::: Listing :::

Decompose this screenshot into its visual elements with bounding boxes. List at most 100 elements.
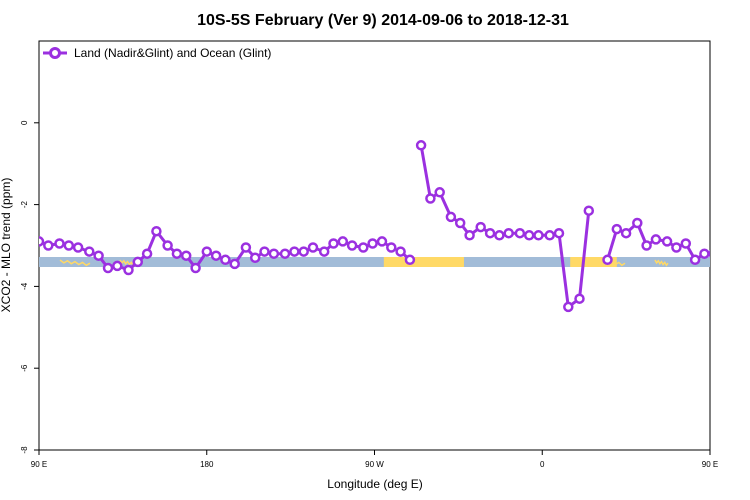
- data-point: [533, 230, 544, 241]
- series-line: [419, 145, 591, 309]
- data-point: [337, 236, 349, 247]
- data-point: [563, 301, 574, 313]
- data-point: [699, 248, 710, 259]
- y-tick-label: -8: [20, 446, 29, 454]
- data-point: [641, 240, 652, 251]
- y-axis-label: XCO2 - MLO trend (ppm): [0, 178, 13, 313]
- data-point: [404, 254, 416, 266]
- data-point: [307, 242, 319, 253]
- chart-title: 10S-5S February (Ver 9) 2014-09-06 to 20…: [197, 12, 569, 29]
- x-tick-label: 180: [200, 460, 214, 469]
- data-point: [464, 230, 475, 241]
- ocean-band: [39, 257, 710, 267]
- island-trace: [119, 259, 136, 267]
- data-point: [514, 227, 526, 239]
- data-point: [611, 223, 623, 235]
- data-point: [730, 240, 738, 248]
- data-point: [72, 242, 84, 253]
- data-point: [602, 254, 613, 266]
- plot-area: [38, 40, 748, 451]
- data-point: [445, 211, 457, 223]
- data-point: [112, 260, 123, 272]
- data-point: [523, 230, 535, 241]
- data-point: [358, 242, 369, 253]
- data-point: [180, 250, 192, 261]
- island-trace: [59, 259, 91, 267]
- data-point: [386, 242, 397, 253]
- data-point: [475, 221, 486, 233]
- data-point: [328, 238, 339, 249]
- data-point: [650, 234, 662, 245]
- data-point: [268, 248, 280, 259]
- data-point: [190, 262, 201, 274]
- data-point: [141, 248, 153, 259]
- data-point: [376, 236, 388, 247]
- data-point: [680, 238, 692, 249]
- data-point: [671, 242, 682, 253]
- data-point: [367, 238, 378, 249]
- data-point: [544, 230, 555, 241]
- y-axis: 0 -2 -4 -6 -8: [20, 120, 39, 454]
- x-tick-label: 90 E: [31, 460, 47, 469]
- data-point: [220, 254, 231, 266]
- data-point: [434, 187, 445, 198]
- data-point: [484, 227, 496, 239]
- legend-marker-swatch: [49, 47, 61, 59]
- land-band: [570, 257, 617, 267]
- data-point: [54, 238, 65, 249]
- data-point: [43, 240, 54, 251]
- data-point: [289, 246, 300, 257]
- data-point: [298, 246, 309, 257]
- data-point: [210, 250, 222, 261]
- legend-label: Land (Nadir&Glint) and Ocean (Glint): [74, 46, 271, 60]
- data-point: [318, 246, 330, 257]
- data-point: [425, 193, 436, 204]
- data-point: [574, 293, 585, 304]
- series-layer: [39, 140, 748, 313]
- data-point: [346, 240, 358, 251]
- data-point: [259, 246, 270, 257]
- y-tick-label: -2: [20, 200, 29, 208]
- data-point: [229, 258, 240, 270]
- data-point: [620, 227, 632, 239]
- data-point: [415, 140, 427, 151]
- data-point: [553, 227, 565, 239]
- y-tick-label: -4: [20, 282, 29, 290]
- data-point: [503, 227, 514, 239]
- x-axis-label: Longitude (deg E): [327, 477, 422, 491]
- data-point: [719, 235, 727, 243]
- data-point: [583, 205, 595, 216]
- data-point: [279, 248, 291, 259]
- land-band: [383, 257, 464, 267]
- y-tick-label: -6: [20, 364, 29, 372]
- x-tick-label: 90 W: [365, 460, 384, 469]
- data-point: [632, 217, 643, 229]
- data-point: [454, 217, 466, 229]
- data-point: [39, 236, 45, 247]
- data-point: [84, 246, 95, 257]
- data-point: [93, 250, 104, 261]
- x-tick-label: 90 E: [702, 460, 718, 469]
- data-point: [123, 264, 134, 276]
- data-point: [240, 242, 252, 253]
- data-point: [689, 254, 701, 266]
- y-tick-label: 0: [20, 120, 29, 125]
- data-point: [494, 230, 505, 241]
- data-point: [132, 256, 144, 268]
- data-point: [171, 248, 183, 259]
- data-point: [395, 246, 406, 257]
- data-point: [151, 225, 162, 237]
- x-axis: 90 E 180 90 W 0 90 E: [31, 450, 718, 469]
- data-point: [249, 252, 261, 264]
- data-point: [63, 240, 75, 251]
- data-point: [162, 240, 173, 251]
- island-trace: [654, 259, 669, 267]
- data-point: [740, 240, 748, 248]
- data-point: [102, 262, 114, 274]
- x-tick-label: 0: [540, 460, 545, 469]
- data-point: [661, 236, 673, 247]
- data-point: [201, 246, 213, 257]
- data-point: [708, 249, 710, 258]
- legend: Land (Nadir&Glint) and Ocean (Glint): [43, 46, 271, 60]
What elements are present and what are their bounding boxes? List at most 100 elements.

:::

## Task brief
Rename every occurrence of "data-point" as "plot-marker" in all of the rows above, changing nothing else, and reproduce the rows without the pictures.

## Answer to this problem
Decompose this screenshot into its visual elements with bounding boxes. List at most 100 elements.
- plot-marker: [533, 230, 544, 241]
- series-line: [419, 145, 591, 309]
- plot-marker: [337, 236, 349, 247]
- plot-marker: [563, 301, 574, 313]
- plot-marker: [699, 248, 710, 259]
- y-tick-label: -8: [20, 446, 29, 454]
- plot-marker: [641, 240, 652, 251]
- y-axis-label: XCO2 - MLO trend (ppm): [0, 178, 13, 313]
- plot-marker: [404, 254, 416, 266]
- plot-marker: [307, 242, 319, 253]
- chart-title: 10S-5S February (Ver 9) 2014-09-06 to 20…: [197, 12, 569, 29]
- x-tick-label: 180: [200, 460, 214, 469]
- plot-marker: [464, 230, 475, 241]
- ocean-band: [39, 257, 710, 267]
- island-trace: [119, 259, 136, 267]
- plot-marker: [514, 227, 526, 239]
- plot-marker: [611, 223, 623, 235]
- plot-marker: [730, 240, 738, 248]
- plot-marker: [72, 242, 84, 253]
- plot-marker: [602, 254, 613, 266]
- plot-area: [38, 40, 748, 451]
- plot-marker: [445, 211, 457, 223]
- plot-marker: [112, 260, 123, 272]
- plot-marker: [523, 230, 535, 241]
- plot-marker: [358, 242, 369, 253]
- plot-marker: [180, 250, 192, 261]
- island-trace: [59, 259, 91, 267]
- plot-marker: [386, 242, 397, 253]
- plot-marker: [475, 221, 486, 233]
- plot-marker: [328, 238, 339, 249]
- plot-marker: [650, 234, 662, 245]
- plot-marker: [268, 248, 280, 259]
- plot-marker: [190, 262, 201, 274]
- plot-marker: [141, 248, 153, 259]
- plot-marker: [376, 236, 388, 247]
- plot-marker: [680, 238, 692, 249]
- plot-marker: [671, 242, 682, 253]
- plot-marker: [367, 238, 378, 249]
- plot-marker: [544, 230, 555, 241]
- y-axis: 0 -2 -4 -6 -8: [20, 120, 39, 454]
- x-tick-label: 90 E: [31, 460, 47, 469]
- plot-marker: [220, 254, 231, 266]
- plot-marker: [434, 187, 445, 198]
- plot-marker: [484, 227, 496, 239]
- legend-marker-swatch: [49, 47, 61, 59]
- land-band: [570, 257, 617, 267]
- plot-marker: [54, 238, 65, 249]
- plot-marker: [43, 240, 54, 251]
- plot-marker: [289, 246, 300, 257]
- plot-marker: [298, 246, 309, 257]
- plot-marker: [210, 250, 222, 261]
- legend-label: Land (Nadir&Glint) and Ocean (Glint): [74, 46, 271, 60]
- plot-marker: [318, 246, 330, 257]
- plot-marker: [425, 193, 436, 204]
- plot-marker: [574, 293, 585, 304]
- series-layer: [39, 140, 748, 313]
- plot-marker: [346, 240, 358, 251]
- plot-marker: [259, 246, 270, 257]
- y-tick-label: -2: [20, 200, 29, 208]
- plot-marker: [229, 258, 240, 270]
- plot-marker: [620, 227, 632, 239]
- plot-marker: [415, 140, 427, 151]
- plot-marker: [553, 227, 565, 239]
- y-tick-label: -4: [20, 282, 29, 290]
- plot-marker: [503, 227, 514, 239]
- x-axis-label: Longitude (deg E): [327, 477, 422, 491]
- plot-marker: [719, 235, 727, 243]
- plot-marker: [583, 205, 595, 216]
- plot-marker: [279, 248, 291, 259]
- land-band: [383, 257, 464, 267]
- y-tick-label: -6: [20, 364, 29, 372]
- x-tick-label: 90 W: [365, 460, 384, 469]
- plot-marker: [632, 217, 643, 229]
- plot-marker: [454, 217, 466, 229]
- plot-marker: [39, 236, 45, 247]
- plot-marker: [84, 246, 95, 257]
- plot-marker: [93, 250, 104, 261]
- x-tick-label: 90 E: [702, 460, 718, 469]
- plot-marker: [123, 264, 134, 276]
- plot-marker: [240, 242, 252, 253]
- plot-marker: [689, 254, 701, 266]
- y-tick-label: 0: [20, 120, 29, 125]
- plot-marker: [494, 230, 505, 241]
- plot-marker: [132, 256, 144, 268]
- plot-marker: [171, 248, 183, 259]
- plot-marker: [395, 246, 406, 257]
- plot-marker: [151, 225, 162, 237]
- x-axis: 90 E 180 90 W 0 90 E: [31, 450, 718, 469]
- plot-marker: [249, 252, 261, 264]
- plot-marker: [63, 240, 75, 251]
- plot-marker: [162, 240, 173, 251]
- island-trace: [654, 259, 669, 267]
- plot-marker: [740, 240, 748, 248]
- plot-marker: [102, 262, 114, 274]
- x-tick-label: 0: [540, 460, 545, 469]
- plot-marker: [661, 236, 673, 247]
- plot-marker: [201, 246, 213, 257]
- plot-marker: [708, 249, 710, 258]
- legend: Land (Nadir&Glint) and Ocean (Glint): [43, 46, 271, 60]
What elements are present and what are their bounding boxes? List at most 100 elements.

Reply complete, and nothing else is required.